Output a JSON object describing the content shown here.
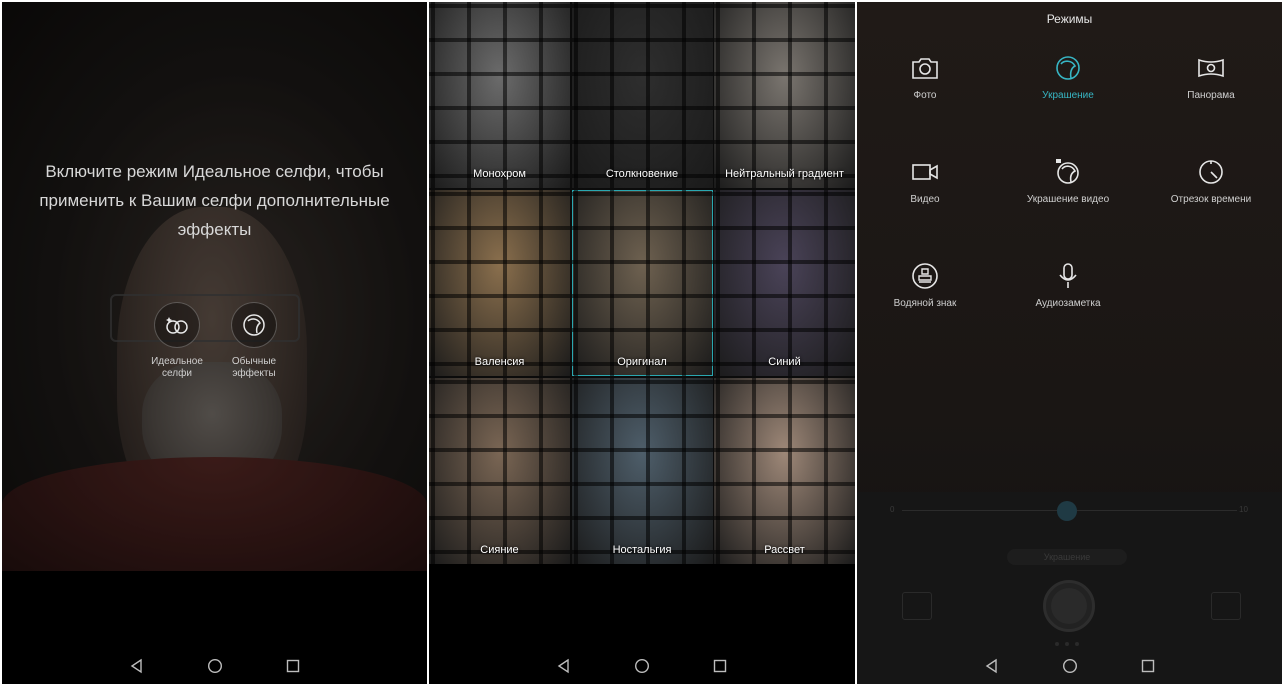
{
  "panel1": {
    "message": "Включите режим Идеальное селфи, чтобы применить к Вашим селфи дополнительные эффекты",
    "buttons": [
      {
        "label_line1": "Идеальное",
        "label_line2": "селфи",
        "icon": "perfect-selfie-icon"
      },
      {
        "label_line1": "Обычные",
        "label_line2": "эффекты",
        "icon": "beauty-effects-icon"
      }
    ]
  },
  "panel2": {
    "filters": [
      {
        "label": "Монохром",
        "tone": "#6b6b6b"
      },
      {
        "label": "Столкновение",
        "tone": "#2e2e2e"
      },
      {
        "label": "Нейтральный градиент",
        "tone": "#7a756f"
      },
      {
        "label": "Валенсия",
        "tone": "#8a6f4d"
      },
      {
        "label": "Оригинал",
        "tone": "#6e6150"
      },
      {
        "label": "Синий",
        "tone": "#4a4358"
      },
      {
        "label": "Сияние",
        "tone": "#7a6654"
      },
      {
        "label": "Ностальгия",
        "tone": "#4e5e6a"
      },
      {
        "label": "Рассвет",
        "tone": "#9e8878"
      }
    ],
    "selected": "Оригинал",
    "selected_color": "#2aa7b0"
  },
  "panel3": {
    "title": "Режимы",
    "accent": "#37b6c4",
    "modes": [
      {
        "label": "Фото",
        "icon": "camera-icon"
      },
      {
        "label": "Украшение",
        "icon": "beauty-icon",
        "active": true
      },
      {
        "label": "Панорама",
        "icon": "panorama-icon"
      },
      {
        "label": "Видео",
        "icon": "video-icon"
      },
      {
        "label": "Украшение видео",
        "icon": "beauty-video-icon"
      },
      {
        "label": "Отрезок времени",
        "icon": "timelapse-icon"
      },
      {
        "label": "Водяной знак",
        "icon": "watermark-icon"
      },
      {
        "label": "Аудиозаметка",
        "icon": "microphone-icon"
      }
    ],
    "slider_min": "0",
    "slider_max": "10",
    "faint_chip": "Украшение"
  },
  "navbar": {
    "back": "back-icon",
    "home": "home-icon",
    "recents": "recents-icon"
  }
}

########

### PROBLEM REQUIREMENTS
State the count of lines with the word "эффекты" in them, and write nothing else.

### RESULT
2